Return each line containing "función".

__________

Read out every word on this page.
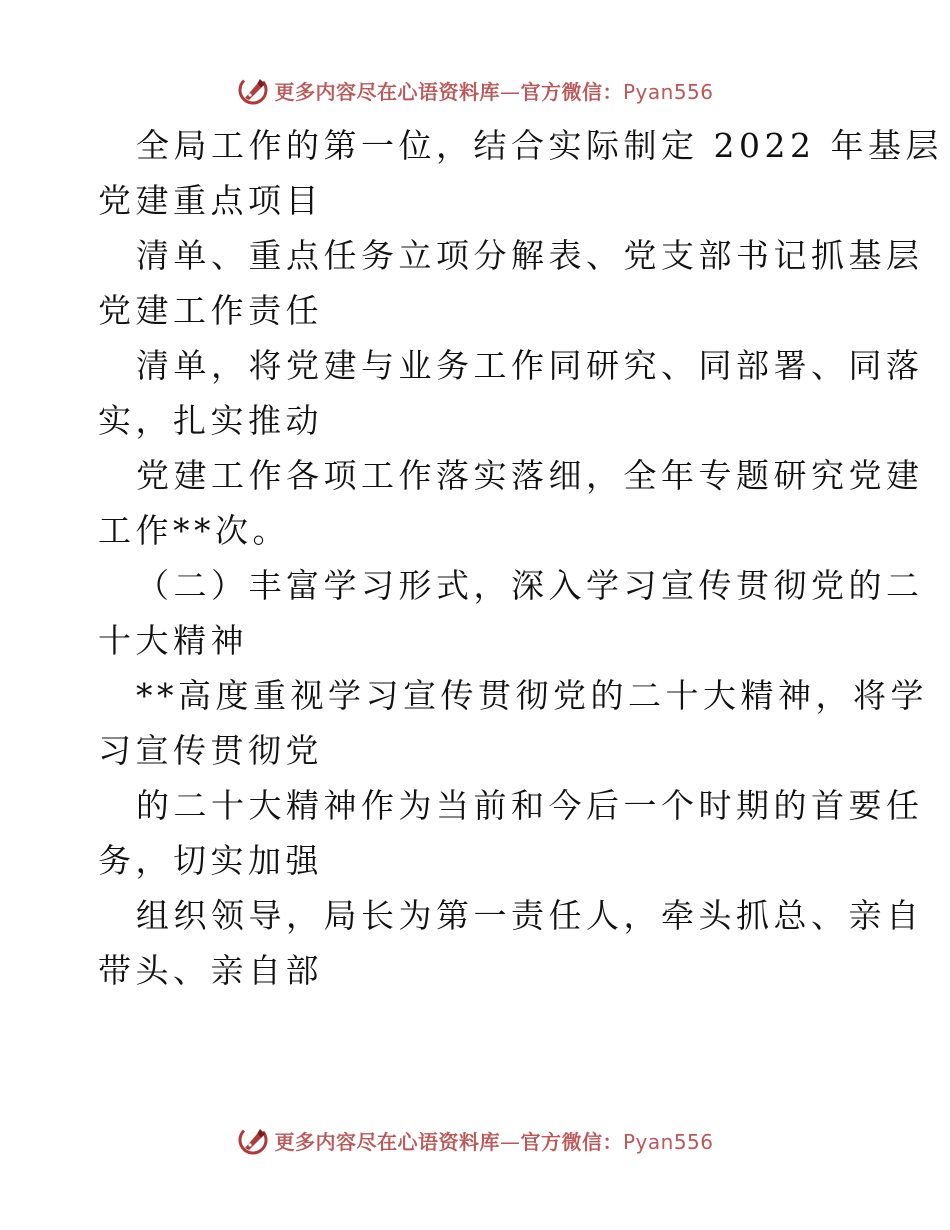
更多内容尽在心语资料库—官方微信：Pyan556
全局工作的第一位，结合实际制定 2022 年基层
党建重点项目
清单、重点任务立项分解表、党支部书记抓基层
党建工作责任
清单，将党建与业务工作同研究、同部署、同落
实，扎实推动
党建工作各项工作落实落细，全年专题研究党建
工作**次。
（二）丰富学习形式，深入学习宣传贯彻党的二
十大精神
**高度重视学习宣传贯彻党的二十大精神，将学
习宣传贯彻党
的二十大精神作为当前和今后一个时期的首要任
务，切实加强
组织领导，局长为第一责任人，牵头抓总、亲自
带头、亲自部
更多内容尽在心语资料库—官方微信：Pyan556
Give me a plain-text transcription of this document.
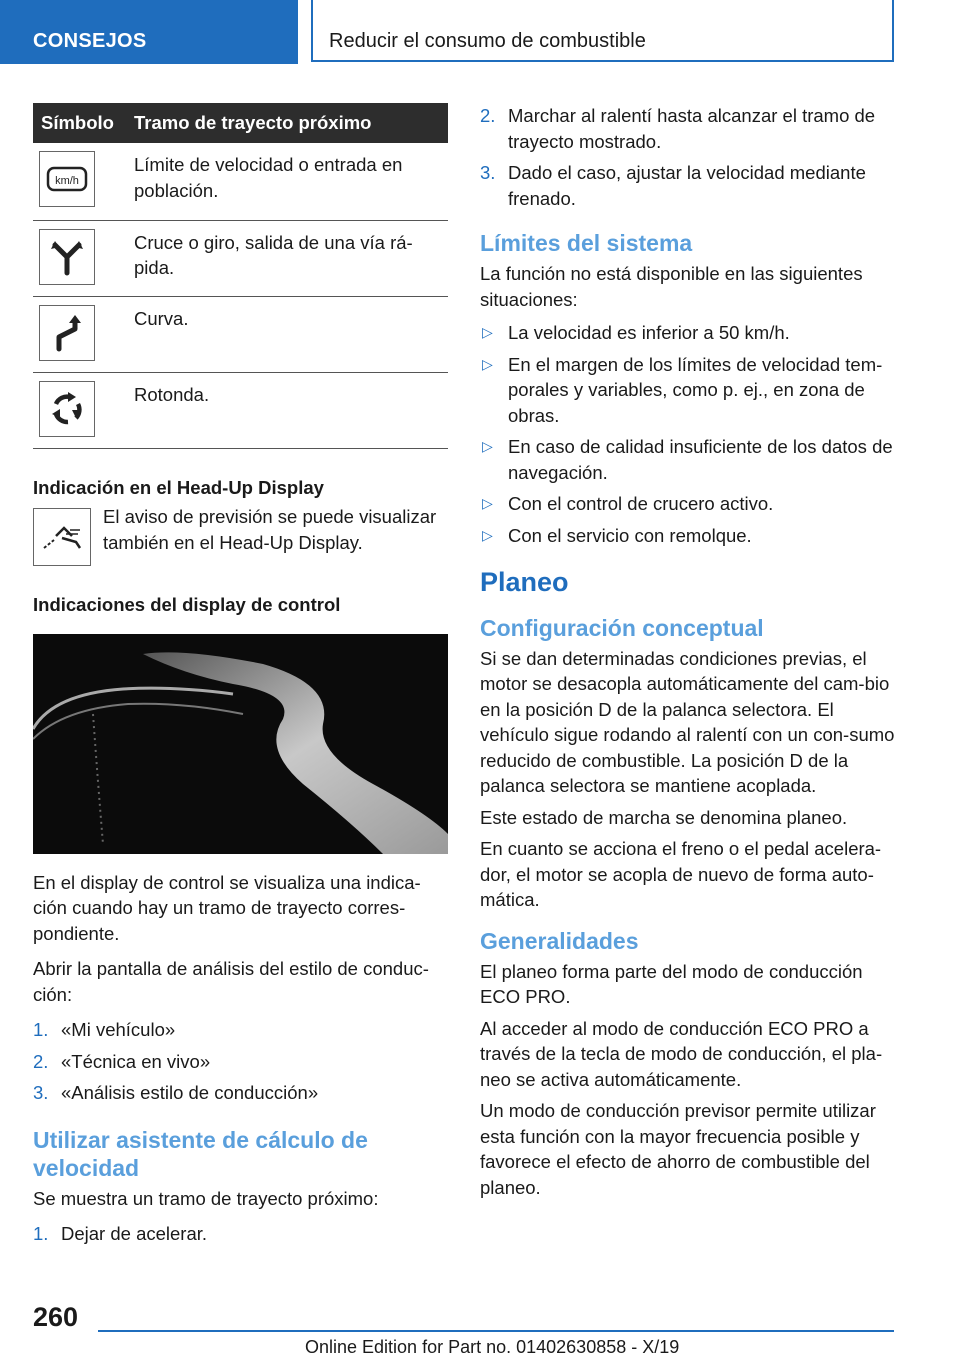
CONSEJOS	Reducir el consumo de combustible
Símbolo	Tramo de trayecto próximo

km/h	Límite de velocidad o entrada en población.

	Cruce o giro, salida de una vía rá-pida.

	Curva.

	Rotonda.
Indicación en el Head-Up Display

El aviso de previsión se puede visualizar también en el Head-Up Display.

Indicaciones del display de control

En el display de control se visualiza una indica-ción cuando hay un tramo de trayecto corres-pondiente.

Abrir la pantalla de análisis del estilo de conduc-ción:

1. «Mi vehículo»
2. «Técnica en vivo»
3. «Análisis estilo de conducción»
Utilizar asistente de cálculo de velocidad

Se muestra un tramo de trayecto próximo:

1. Dejar de acelerar.
2. Marchar al ralentí hasta alcanzar el tramo de trayecto mostrado.
3. Dado el caso, ajustar la velocidad mediante frenado.
Límites del sistema

La función no está disponible en las siguientes situaciones:

▷ La velocidad es inferior a 50 km/h.
▷ En el margen de los límites de velocidad tem-porales y variables, como p. ej., en zona de obras.
▷ En caso de calidad insuficiente de los datos de navegación.
▷ Con el control de crucero activo.
▷ Con el servicio con remolque.
Planeo
Configuración conceptual

Si se dan determinadas condiciones previas, el motor se desacopla automáticamente del cam-bio en la posición D de la palanca selectora. El vehículo sigue rodando al ralentí con un con-sumo reducido de combustible. La posición D de la palanca selectora se mantiene acoplada.

Este estado de marcha se denomina planeo.

En cuanto se acciona el freno o el pedal acelera-dor, el motor se acopla de nuevo de forma auto-mática.

Generalidades

El planeo forma parte del modo de conducción ECO PRO.

Al acceder al modo de conducción ECO PRO a través de la tecla de modo de conducción, el pla-neo se activa automáticamente.

Un modo de conducción previsor permite utilizar esta función con la mayor frecuencia posible y favorece el efecto de ahorro de combustible del planeo.

260
Online Edition for Part no. 01402630858 - X/19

__________

[OUTPUT FOR THIS EXERCISE]
La función no está disponible en las siguientes situaciones:
Un modo de conducción previsor permite utilizar esta función con la mayor frecuencia posible y favorece el efecto de ahorro de combustible del planeo.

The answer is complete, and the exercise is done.